## [Task goal]
Scan the material for the word "Erneuerung", and copy each line where it shows up.
## Start Data listing
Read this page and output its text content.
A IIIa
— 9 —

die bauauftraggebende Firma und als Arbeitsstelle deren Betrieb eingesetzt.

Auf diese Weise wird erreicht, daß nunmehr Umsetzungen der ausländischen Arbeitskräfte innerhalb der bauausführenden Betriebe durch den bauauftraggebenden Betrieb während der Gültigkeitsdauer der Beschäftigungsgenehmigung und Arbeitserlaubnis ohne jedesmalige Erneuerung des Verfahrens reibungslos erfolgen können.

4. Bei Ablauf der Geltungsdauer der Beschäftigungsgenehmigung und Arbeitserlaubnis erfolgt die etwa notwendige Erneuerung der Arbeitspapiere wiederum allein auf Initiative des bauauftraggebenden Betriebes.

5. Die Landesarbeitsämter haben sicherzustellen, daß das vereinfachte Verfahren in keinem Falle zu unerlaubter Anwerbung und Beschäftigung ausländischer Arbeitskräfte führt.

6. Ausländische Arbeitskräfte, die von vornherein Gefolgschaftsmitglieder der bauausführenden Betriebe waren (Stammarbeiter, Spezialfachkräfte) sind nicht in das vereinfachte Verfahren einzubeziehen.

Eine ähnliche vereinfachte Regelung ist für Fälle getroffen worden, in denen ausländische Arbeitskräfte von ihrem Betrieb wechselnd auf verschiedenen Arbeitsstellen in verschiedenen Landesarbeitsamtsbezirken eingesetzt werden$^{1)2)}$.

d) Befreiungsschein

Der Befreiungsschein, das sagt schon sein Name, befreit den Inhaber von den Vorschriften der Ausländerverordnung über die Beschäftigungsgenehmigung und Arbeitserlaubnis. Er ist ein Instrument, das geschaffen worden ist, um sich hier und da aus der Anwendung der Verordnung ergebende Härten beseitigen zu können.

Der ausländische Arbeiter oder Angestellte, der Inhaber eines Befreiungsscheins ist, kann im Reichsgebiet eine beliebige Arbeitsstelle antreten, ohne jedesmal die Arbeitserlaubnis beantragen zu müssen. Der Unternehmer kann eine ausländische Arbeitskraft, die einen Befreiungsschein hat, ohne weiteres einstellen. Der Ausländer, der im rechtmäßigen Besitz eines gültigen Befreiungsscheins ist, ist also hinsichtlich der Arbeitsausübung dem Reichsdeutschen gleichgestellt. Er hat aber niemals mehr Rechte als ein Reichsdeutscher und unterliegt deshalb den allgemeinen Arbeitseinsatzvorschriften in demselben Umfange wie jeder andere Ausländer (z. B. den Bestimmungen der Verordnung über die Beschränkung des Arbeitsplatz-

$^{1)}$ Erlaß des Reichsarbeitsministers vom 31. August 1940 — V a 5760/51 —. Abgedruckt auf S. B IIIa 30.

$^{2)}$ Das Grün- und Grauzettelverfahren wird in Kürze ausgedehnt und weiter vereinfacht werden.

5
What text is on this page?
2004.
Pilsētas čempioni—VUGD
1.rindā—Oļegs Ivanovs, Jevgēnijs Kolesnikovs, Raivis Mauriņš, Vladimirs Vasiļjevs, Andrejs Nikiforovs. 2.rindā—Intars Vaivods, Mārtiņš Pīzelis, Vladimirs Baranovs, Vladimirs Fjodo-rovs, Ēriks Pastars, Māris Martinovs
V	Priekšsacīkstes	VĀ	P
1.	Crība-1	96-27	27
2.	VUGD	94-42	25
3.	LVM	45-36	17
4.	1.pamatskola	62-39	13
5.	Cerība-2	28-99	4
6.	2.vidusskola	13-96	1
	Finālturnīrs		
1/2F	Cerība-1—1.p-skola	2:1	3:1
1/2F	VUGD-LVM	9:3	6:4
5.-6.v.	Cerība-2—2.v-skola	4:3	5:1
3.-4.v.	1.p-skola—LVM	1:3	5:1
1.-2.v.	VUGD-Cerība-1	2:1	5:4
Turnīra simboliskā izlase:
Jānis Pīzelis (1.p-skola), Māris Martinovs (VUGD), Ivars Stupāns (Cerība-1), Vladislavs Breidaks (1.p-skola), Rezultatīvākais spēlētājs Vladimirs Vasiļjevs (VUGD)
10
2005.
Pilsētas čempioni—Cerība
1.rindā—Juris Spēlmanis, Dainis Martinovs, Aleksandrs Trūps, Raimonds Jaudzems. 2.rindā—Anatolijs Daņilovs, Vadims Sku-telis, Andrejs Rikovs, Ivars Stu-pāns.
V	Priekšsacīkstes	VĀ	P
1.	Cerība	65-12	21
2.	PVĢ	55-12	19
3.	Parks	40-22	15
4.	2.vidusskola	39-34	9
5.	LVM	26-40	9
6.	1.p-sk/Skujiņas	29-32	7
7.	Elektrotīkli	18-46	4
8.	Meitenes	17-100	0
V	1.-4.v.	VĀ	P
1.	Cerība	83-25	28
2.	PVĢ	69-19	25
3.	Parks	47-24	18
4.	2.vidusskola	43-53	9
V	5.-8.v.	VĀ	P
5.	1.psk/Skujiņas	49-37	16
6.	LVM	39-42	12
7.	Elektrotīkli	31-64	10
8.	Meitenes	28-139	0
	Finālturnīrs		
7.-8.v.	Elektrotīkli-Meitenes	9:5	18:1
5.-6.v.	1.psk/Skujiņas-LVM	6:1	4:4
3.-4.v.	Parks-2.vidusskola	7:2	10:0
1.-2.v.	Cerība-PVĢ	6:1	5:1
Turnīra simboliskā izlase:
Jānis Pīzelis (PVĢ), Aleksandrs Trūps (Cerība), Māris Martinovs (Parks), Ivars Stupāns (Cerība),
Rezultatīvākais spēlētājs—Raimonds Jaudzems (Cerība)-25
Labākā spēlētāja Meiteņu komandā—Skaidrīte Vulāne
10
## End Data listing
## [Answer to the task]
Auf diese Weise wird erreicht, daß nunmehr Umsetzungen der ausländischen Arbeitskräfte innerhalb der bauausführenden Betriebe durch den bauauftraggebenden Betrieb während der Gültigkeitsdauer der Beschäftigungsgenehmigung und Arbeitserlaubnis ohne jedesmalige Erneuerung des Verfahrens reibungslos erfolgen können.
4. Bei Ablauf der Geltungsdauer der Beschäftigungsgenehmigung und Arbeitserlaubnis erfolgt die etwa notwendige Erneuerung der Arbeitspapiere wiederum allein auf Initiative des bauauftraggebenden Betriebes.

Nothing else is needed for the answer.